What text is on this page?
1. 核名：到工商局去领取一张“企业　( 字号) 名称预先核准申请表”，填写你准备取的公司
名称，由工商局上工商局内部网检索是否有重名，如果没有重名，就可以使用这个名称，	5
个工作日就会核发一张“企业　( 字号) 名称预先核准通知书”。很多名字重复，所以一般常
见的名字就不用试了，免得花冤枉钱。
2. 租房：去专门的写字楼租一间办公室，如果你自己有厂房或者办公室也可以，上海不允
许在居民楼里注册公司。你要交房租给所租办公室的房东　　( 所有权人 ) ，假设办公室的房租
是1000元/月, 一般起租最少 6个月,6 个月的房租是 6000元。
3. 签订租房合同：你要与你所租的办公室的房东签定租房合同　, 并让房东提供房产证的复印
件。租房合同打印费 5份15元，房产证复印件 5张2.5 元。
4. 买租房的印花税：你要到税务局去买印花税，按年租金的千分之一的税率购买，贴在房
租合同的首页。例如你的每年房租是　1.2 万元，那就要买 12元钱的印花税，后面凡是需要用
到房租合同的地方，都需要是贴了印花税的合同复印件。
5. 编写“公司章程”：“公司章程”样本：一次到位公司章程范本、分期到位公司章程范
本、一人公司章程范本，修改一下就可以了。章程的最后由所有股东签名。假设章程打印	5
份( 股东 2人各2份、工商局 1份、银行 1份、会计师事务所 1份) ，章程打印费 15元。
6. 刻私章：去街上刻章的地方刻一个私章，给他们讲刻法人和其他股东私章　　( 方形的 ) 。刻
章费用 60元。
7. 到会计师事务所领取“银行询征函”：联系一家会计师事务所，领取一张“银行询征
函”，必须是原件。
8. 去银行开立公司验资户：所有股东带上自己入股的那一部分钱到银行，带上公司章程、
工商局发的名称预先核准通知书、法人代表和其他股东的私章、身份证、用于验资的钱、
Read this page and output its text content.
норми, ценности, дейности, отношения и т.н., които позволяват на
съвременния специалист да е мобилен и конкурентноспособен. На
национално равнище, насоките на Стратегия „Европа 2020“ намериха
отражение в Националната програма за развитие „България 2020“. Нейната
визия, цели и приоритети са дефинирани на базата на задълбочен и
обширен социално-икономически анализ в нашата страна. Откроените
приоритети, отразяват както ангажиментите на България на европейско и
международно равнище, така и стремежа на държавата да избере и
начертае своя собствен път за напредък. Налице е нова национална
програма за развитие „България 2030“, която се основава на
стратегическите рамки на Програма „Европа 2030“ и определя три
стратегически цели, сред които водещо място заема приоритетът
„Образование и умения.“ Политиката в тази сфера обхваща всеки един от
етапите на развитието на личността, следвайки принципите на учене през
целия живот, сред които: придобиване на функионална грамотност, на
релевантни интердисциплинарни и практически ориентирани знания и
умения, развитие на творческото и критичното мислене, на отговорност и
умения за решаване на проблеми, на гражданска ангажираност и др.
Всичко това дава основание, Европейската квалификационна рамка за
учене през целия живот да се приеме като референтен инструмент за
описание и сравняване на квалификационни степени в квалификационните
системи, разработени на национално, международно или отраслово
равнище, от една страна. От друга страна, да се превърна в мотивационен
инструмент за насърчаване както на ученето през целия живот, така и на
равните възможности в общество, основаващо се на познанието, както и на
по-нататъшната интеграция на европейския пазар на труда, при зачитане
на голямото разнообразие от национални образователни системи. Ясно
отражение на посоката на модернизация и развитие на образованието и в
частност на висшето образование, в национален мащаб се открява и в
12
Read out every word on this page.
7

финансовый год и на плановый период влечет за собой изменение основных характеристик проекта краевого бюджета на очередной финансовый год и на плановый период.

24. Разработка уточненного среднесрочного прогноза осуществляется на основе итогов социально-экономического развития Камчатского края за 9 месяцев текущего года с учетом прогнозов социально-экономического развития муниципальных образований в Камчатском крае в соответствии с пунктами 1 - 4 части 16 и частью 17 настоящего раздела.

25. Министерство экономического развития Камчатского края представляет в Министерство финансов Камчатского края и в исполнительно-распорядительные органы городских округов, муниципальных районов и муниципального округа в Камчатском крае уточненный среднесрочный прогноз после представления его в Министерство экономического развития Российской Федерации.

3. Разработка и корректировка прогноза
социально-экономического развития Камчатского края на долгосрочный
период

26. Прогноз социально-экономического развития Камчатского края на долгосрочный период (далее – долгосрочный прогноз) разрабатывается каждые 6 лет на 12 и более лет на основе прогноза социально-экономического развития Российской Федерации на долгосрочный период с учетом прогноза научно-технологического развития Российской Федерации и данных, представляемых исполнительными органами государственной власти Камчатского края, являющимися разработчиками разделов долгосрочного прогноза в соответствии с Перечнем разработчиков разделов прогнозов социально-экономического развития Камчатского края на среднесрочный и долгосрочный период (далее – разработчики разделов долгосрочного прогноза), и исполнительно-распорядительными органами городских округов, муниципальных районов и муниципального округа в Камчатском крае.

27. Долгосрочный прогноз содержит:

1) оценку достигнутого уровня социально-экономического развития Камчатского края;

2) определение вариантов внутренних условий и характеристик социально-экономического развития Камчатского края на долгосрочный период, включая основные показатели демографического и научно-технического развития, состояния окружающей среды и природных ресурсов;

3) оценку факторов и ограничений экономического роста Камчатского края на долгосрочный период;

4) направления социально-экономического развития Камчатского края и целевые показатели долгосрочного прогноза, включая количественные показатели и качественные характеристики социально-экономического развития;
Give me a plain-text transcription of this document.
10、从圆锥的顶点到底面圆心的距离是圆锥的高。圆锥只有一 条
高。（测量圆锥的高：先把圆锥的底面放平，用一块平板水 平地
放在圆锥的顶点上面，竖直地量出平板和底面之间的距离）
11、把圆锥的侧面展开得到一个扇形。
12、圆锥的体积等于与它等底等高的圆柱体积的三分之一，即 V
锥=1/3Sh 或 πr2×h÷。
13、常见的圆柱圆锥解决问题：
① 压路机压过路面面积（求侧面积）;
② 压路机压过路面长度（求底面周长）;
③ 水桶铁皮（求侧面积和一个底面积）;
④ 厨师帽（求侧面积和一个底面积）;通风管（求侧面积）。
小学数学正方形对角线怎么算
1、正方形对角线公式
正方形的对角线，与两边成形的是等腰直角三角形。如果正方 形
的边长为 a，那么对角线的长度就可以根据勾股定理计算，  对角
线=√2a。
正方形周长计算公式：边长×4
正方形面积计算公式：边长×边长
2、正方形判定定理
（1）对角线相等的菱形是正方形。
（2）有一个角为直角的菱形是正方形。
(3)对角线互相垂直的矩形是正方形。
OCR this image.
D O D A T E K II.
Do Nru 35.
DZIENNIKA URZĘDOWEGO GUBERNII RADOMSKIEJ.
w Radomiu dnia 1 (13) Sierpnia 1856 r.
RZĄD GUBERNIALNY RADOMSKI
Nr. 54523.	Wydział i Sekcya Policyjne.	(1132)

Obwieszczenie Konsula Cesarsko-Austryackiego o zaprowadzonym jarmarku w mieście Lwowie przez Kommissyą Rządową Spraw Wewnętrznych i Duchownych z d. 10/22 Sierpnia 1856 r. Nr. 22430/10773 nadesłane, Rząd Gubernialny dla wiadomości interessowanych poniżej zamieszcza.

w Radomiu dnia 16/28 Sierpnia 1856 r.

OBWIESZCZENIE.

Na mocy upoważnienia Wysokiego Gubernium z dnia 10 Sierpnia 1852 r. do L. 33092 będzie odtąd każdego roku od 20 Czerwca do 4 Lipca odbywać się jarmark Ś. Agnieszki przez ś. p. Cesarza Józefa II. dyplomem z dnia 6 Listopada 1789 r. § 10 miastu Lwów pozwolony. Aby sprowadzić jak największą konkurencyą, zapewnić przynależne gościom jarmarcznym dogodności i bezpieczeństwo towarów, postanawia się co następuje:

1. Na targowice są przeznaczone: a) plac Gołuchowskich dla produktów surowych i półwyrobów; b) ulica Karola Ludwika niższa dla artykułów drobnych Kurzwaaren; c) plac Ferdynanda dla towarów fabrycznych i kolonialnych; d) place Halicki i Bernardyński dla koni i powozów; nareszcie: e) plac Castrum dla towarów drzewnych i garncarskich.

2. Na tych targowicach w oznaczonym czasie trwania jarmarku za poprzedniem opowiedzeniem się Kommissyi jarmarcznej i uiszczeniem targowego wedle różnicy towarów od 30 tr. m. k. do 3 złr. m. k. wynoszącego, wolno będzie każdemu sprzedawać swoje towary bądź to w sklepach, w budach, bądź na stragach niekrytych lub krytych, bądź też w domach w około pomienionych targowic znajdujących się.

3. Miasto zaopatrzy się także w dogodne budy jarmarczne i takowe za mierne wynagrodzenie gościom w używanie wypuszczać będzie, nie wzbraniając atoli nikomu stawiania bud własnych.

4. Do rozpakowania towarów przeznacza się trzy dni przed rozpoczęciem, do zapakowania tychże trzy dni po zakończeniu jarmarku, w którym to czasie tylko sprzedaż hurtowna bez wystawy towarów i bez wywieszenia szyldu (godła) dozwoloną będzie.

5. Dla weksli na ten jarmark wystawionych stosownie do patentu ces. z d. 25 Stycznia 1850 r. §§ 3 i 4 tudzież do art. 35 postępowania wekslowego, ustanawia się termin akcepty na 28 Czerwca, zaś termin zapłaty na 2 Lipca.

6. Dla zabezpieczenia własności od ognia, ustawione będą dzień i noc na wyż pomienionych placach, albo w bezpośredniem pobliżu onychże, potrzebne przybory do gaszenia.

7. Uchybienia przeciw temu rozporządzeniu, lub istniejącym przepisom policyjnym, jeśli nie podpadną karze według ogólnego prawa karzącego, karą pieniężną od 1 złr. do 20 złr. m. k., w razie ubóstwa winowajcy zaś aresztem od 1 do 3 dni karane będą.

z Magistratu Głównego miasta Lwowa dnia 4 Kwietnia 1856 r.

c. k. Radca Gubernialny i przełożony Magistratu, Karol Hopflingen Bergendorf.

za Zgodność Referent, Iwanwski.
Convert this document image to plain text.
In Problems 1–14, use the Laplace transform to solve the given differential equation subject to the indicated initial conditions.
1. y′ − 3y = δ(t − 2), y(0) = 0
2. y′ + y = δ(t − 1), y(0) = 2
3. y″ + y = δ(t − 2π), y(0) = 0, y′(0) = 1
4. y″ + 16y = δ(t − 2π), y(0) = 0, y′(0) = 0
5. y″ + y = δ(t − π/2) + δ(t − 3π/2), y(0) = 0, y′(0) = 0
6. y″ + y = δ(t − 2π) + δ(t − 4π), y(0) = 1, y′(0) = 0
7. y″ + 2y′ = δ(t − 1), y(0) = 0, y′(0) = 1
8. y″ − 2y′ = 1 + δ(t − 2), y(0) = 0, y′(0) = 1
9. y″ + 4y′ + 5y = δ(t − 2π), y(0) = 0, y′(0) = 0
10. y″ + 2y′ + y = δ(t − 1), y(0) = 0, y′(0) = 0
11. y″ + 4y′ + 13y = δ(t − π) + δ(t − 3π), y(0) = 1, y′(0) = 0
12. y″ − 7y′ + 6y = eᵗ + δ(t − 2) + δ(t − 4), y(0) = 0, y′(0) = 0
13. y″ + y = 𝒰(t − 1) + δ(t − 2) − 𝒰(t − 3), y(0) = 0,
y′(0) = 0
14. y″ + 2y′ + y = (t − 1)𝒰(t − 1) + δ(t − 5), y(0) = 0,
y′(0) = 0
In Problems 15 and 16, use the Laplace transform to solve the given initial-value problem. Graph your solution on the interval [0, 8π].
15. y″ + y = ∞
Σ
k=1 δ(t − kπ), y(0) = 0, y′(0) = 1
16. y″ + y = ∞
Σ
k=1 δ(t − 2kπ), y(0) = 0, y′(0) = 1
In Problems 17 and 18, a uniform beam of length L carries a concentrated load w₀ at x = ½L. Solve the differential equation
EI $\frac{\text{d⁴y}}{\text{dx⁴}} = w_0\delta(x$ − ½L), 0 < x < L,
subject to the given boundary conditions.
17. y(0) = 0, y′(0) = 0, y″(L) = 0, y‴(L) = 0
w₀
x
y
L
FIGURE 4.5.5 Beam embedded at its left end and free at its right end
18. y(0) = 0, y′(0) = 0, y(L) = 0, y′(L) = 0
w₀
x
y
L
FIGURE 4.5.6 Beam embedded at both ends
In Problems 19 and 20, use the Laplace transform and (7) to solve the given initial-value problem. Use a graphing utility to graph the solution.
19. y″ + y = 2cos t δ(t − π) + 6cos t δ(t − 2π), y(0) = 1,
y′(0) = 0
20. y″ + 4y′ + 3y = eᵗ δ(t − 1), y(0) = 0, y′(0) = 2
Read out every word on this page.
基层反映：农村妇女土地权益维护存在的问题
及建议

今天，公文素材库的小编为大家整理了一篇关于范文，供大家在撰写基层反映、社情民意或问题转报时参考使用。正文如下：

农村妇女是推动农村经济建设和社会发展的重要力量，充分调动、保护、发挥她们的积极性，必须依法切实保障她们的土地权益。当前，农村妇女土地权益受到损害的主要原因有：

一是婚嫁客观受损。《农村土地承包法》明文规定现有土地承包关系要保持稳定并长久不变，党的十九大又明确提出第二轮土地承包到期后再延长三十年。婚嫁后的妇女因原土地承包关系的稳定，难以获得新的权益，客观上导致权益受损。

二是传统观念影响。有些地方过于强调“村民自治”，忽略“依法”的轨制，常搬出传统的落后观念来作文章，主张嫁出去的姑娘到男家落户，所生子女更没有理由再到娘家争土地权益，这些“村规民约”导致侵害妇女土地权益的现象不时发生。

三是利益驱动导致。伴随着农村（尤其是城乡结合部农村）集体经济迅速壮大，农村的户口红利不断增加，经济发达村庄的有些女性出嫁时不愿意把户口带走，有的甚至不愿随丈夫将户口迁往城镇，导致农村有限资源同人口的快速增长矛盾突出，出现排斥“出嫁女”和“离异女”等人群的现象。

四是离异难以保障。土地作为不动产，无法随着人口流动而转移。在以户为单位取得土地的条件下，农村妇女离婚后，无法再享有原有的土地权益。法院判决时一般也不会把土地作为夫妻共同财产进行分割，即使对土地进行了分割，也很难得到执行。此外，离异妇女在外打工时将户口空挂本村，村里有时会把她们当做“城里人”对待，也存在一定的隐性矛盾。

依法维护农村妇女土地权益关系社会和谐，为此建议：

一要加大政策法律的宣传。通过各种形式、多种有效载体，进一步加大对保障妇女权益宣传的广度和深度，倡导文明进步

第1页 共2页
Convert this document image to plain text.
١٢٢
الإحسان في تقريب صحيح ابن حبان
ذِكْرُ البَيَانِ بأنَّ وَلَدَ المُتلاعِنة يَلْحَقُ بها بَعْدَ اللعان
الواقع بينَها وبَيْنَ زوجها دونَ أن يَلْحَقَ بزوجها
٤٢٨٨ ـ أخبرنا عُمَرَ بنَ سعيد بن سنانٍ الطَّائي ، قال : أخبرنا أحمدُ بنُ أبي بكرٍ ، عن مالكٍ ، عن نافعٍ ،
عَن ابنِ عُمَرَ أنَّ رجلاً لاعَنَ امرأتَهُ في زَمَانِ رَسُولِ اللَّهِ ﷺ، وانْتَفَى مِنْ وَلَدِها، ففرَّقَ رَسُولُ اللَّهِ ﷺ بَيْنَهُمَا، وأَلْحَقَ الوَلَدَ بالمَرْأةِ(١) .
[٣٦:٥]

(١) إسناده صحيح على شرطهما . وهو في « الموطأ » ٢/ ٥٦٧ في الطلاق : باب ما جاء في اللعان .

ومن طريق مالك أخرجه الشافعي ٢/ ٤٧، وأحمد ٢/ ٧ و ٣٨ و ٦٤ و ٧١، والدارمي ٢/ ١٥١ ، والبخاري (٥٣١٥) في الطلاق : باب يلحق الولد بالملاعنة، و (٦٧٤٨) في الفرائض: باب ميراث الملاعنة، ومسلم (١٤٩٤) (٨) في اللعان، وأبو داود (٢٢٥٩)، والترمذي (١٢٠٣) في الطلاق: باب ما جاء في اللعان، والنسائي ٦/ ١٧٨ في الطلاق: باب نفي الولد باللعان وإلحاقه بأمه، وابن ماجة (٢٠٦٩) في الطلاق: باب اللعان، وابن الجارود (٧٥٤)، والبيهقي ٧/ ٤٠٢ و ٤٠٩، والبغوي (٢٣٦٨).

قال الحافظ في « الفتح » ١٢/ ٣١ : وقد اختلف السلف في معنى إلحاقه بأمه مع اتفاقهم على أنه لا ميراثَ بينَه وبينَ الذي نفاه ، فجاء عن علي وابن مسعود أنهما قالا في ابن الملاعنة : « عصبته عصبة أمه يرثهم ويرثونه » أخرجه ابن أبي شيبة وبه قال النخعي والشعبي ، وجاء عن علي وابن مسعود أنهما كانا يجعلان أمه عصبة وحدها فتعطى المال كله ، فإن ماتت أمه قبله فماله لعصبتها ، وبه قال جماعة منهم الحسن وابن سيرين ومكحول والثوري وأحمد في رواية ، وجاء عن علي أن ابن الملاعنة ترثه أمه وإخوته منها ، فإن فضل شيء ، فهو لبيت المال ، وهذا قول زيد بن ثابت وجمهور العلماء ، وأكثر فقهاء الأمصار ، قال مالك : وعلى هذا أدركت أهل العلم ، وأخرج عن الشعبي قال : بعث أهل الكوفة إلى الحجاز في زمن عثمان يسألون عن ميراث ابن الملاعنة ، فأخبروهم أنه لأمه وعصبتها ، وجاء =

■ Goal ■
Within the entries above, work out how many lines contain the word "муниципальных". The number alone is the answer.

■ Exercise output ■
3